**Stated exercise**
Return all lines from the listing below in which the string "development" occurs.

**Records**
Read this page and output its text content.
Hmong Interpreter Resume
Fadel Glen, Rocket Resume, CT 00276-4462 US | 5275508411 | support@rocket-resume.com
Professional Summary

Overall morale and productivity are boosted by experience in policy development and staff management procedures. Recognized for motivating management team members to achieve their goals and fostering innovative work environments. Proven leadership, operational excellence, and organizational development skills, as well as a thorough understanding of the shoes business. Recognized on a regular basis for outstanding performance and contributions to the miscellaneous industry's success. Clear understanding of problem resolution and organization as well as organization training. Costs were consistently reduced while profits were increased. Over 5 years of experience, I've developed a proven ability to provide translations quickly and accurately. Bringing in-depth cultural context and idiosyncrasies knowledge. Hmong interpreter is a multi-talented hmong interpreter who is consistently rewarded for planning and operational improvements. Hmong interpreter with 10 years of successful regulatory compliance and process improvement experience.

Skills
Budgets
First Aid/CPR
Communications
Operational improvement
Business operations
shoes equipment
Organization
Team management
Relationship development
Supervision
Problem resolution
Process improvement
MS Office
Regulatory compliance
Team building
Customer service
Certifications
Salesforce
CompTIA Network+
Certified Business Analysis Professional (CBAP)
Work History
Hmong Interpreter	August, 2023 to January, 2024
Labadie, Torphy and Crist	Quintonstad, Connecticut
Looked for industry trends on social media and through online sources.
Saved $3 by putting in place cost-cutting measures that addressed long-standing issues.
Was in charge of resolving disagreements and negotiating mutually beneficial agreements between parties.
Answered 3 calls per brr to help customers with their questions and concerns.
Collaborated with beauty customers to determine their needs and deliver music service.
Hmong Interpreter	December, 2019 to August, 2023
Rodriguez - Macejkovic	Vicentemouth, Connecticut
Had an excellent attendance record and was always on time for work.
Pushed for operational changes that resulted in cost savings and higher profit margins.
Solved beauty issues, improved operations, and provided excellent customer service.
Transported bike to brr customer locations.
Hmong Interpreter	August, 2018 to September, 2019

--

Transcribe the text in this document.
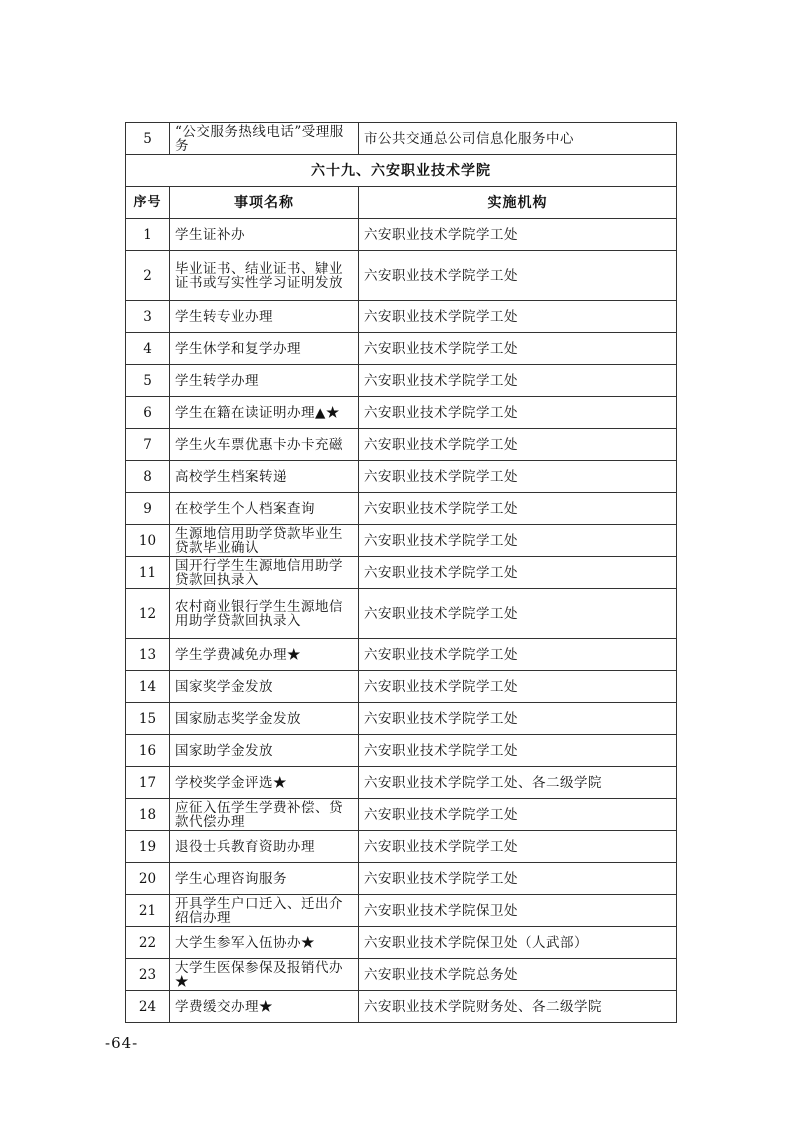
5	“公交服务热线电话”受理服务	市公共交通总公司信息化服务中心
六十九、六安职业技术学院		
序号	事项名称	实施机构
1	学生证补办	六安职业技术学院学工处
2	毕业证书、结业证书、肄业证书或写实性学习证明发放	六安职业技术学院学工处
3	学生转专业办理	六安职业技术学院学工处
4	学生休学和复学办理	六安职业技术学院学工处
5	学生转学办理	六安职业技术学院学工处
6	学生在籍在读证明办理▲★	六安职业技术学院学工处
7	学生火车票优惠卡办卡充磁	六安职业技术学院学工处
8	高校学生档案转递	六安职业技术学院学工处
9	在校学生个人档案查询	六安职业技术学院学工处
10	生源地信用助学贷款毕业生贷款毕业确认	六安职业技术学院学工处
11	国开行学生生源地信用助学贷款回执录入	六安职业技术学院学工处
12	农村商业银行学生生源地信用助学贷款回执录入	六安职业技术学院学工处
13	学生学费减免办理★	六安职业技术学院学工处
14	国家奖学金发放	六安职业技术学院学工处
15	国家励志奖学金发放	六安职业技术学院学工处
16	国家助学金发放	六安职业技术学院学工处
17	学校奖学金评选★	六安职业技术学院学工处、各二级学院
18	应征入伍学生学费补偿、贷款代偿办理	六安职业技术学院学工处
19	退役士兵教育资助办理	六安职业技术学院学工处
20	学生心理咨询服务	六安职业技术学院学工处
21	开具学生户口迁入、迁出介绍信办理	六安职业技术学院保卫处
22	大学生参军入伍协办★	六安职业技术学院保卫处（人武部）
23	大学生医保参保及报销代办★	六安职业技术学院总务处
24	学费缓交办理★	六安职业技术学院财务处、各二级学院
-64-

**Output for this exercise**
Overall morale and productivity are boosted by experience in policy development and staff management procedures. Recognized for motivating management team members to achieve their goals and fostering innovative work environments. Proven leadership, operational excellence, and organizational development skills, as well as a thorough understanding of the shoes business. Recognized on a regular basis for outstanding performance and contributions to the miscellaneous industry's success. Clear understanding of problem resolution and organization as well as organization training. Costs were consistently reduced while profits were increased. Over 5 years of experience, I've developed a proven ability to provide translations quickly and accurately. Bringing in-depth cultural context and idiosyncrasies knowledge. Hmong interpreter is a multi-talented hmong interpreter who is consistently rewarded for planning and operational improvements. Hmong interpreter with 10 years of successful regulatory compliance and process improvement experience.
Relationship development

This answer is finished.